(Extracted records)
[START]

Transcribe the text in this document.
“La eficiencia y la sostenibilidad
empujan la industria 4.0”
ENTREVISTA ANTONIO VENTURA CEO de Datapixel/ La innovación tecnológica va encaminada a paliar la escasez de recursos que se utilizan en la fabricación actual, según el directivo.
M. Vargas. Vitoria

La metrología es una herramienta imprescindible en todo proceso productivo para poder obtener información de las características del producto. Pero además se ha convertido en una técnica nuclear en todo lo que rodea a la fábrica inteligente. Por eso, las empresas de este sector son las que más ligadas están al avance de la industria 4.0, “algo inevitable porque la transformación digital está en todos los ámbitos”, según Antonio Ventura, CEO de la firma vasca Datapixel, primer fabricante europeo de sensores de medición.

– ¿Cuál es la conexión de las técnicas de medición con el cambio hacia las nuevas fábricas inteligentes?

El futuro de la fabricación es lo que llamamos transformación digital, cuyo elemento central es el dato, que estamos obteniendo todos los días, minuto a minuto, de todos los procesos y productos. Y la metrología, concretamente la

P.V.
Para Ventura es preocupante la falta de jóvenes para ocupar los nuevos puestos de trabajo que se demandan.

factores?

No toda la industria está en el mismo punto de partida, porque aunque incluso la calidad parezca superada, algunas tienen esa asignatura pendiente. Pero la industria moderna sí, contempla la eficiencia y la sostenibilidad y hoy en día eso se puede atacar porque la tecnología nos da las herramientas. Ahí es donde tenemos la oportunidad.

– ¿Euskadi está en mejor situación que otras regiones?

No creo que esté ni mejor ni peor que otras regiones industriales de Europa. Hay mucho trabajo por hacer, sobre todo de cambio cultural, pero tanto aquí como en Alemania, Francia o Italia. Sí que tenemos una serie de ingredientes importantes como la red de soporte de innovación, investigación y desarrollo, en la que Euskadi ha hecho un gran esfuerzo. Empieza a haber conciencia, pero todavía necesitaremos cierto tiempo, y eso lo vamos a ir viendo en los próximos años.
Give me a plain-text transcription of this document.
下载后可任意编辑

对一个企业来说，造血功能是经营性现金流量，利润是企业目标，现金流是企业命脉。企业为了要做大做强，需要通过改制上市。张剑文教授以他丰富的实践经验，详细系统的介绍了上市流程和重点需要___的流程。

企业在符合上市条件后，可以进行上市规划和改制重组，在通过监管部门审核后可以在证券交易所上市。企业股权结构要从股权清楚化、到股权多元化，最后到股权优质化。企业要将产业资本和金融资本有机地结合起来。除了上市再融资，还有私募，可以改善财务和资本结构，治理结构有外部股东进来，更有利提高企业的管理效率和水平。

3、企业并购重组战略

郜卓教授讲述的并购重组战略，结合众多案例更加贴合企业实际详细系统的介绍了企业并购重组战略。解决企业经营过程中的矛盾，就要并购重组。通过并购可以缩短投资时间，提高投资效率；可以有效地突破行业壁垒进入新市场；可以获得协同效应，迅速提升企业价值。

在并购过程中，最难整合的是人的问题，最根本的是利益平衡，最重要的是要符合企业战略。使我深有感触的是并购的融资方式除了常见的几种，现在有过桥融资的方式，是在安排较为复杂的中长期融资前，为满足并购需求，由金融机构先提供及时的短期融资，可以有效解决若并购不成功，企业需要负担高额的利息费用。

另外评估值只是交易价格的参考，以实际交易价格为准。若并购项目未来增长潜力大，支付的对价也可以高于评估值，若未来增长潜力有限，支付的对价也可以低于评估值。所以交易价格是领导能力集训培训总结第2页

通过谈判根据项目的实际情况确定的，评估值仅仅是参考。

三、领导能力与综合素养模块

[END]

* [Task description] From the data above, copy each line that holds "fabricación".

* [Finished task]
ENTREVISTA ANTONIO VENTURA CEO de Datapixel/ La innovación tecnológica va encaminada a paliar la escasez de recursos que se utilizan en la fabricación actual, según el directivo.
El futuro de la fabricación es lo que llamamos transformación digital, cuyo elemento central es el dato, que estamos obteniendo todos los días, minuto a minuto, de todos los procesos y productos. Y la metrología, concretamente la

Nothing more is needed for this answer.